__TASK TO COMPLETE__
Continue the note on N. Katherine Hayles's essay "Virtual Bodies and Flickering Signifiers," starting after its last sentence.

[[ READING TEXT open ]]

Hayles, N. Katherine. "Virtual Bodies and Flickering Signifiers." October 66 (Autumn 1993): 69-91. On line at JSTOR at link (affiliation or library proxy required).[1] Collected as Chapter 2 in How We Become Posthuman: Virtual Bodies in Cybernetics, Literature, and Informatics, pp. 25-49.[2] Anthologized in Rob Latham's Science Fiction Criticism: An Anthology of Essential Writings.

Important essay, with an intriguing early passage discussing the differences between using a typewriter and a computer (keyboard, CPU, screen; cf. the example useful for students of a certain age and background comparing and contrasting pinball machines and electronic games, with a pinball machine instructively Modern and electronic games arguably postModern). This leads to explaining to an audience VR — the publication date is 1993 — as personally experienced.

[[ READING TEXT closed ]]
[[ ENTRIES PROVIDED open ]]

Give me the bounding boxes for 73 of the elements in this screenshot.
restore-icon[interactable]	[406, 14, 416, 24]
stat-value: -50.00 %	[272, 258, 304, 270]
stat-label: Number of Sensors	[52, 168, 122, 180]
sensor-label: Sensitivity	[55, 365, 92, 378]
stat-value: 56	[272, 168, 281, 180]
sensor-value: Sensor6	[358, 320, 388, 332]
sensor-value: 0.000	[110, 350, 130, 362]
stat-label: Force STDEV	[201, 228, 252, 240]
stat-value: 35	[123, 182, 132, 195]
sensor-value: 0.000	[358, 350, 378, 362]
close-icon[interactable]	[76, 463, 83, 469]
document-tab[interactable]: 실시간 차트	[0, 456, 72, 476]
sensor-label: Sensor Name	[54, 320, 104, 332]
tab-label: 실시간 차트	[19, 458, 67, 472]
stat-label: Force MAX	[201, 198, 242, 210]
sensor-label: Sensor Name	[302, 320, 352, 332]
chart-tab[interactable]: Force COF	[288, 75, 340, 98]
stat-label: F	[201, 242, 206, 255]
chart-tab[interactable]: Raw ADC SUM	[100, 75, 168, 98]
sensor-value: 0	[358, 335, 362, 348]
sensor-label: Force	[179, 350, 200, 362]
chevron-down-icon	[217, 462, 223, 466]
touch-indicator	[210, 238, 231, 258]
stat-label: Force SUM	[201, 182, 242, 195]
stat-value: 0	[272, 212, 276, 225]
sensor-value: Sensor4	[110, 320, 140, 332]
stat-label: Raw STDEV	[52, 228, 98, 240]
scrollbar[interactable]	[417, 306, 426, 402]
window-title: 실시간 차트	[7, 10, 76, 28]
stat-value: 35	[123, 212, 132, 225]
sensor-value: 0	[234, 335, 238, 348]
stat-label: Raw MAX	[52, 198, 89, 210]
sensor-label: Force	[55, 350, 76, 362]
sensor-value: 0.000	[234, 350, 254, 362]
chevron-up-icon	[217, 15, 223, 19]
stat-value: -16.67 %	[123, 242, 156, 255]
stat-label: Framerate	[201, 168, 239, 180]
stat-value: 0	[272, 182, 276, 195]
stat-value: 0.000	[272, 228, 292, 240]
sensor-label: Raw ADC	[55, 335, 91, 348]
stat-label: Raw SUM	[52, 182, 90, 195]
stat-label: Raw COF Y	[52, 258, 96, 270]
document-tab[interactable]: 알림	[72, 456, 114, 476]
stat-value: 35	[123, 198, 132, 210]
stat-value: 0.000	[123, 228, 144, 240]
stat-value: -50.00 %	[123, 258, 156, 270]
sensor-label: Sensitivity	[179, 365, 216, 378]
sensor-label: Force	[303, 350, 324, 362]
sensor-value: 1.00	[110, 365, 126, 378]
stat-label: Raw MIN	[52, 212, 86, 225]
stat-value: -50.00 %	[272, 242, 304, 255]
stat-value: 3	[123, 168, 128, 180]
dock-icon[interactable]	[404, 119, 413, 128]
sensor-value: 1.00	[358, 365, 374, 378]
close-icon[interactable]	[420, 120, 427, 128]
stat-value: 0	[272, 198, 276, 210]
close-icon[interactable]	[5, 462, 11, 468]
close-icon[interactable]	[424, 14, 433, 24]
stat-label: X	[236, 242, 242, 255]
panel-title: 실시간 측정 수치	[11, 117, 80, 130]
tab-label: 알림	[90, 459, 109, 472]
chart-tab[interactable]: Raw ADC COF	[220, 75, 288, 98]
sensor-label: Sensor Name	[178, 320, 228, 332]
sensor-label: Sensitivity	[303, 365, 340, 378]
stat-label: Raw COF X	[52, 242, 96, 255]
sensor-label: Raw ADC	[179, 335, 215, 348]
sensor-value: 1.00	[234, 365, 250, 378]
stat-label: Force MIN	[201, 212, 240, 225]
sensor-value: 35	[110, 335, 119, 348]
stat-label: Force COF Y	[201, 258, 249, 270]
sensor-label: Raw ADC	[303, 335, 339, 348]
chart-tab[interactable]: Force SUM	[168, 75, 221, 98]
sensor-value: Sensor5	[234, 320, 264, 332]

[[ ENTRIES PROVIDED closed ]]

__EXERCISE RESPONSE__
From my experience with the virtual reality simulations[...], I can attest to the disorienting, exhilarating effect of the feeling that subjectivity is dispersed throughout the cybernetic circuit. In these systems, the user learns, kinesthetically and proprioceptively, that the relevant boundaries for interaction are defined less by the skin than by the feedback loops connecting body and simulation in a technobio-integrated circuit. (How We Become Posthuman p. 27)

A main emphasis is a partially paradoxical dialectic between pattern and randomness for conveying information, and "As the emphasis shifts to pattern and randomness, characteristics of print texts that used to be transparent (because they were so pervasive) are becoming visible again through their differences from digital textuality" (p. 28).

See for "informatics' (following Donna Haraway) as "the technologies of information as well as the biological, social, linguistic, and cultural changes that initiate, accompany, and complicate their development" (p. 30). Also see for Hayles on cyberspace and the Neuromancer trilogy, and for the films THE TERMINATOR, ROBOCOP (1987), THE FLY (1986), BLADE RUNNER, and HARDWARE. Note well Hayles's formulation that she starts for her idea of human in "the tradition of liberal humanism; the posthuman appears when computation rather than possessive individualism is taken as the ground of being, a move that allows the posthuman to be seamlessly articulated with intelligent machines" (pp. 33-34).

Cited in Carl Silvio's "Refiguring the Radical Cyborg in Mamoru Oshii's GHOST IN THE SHELL."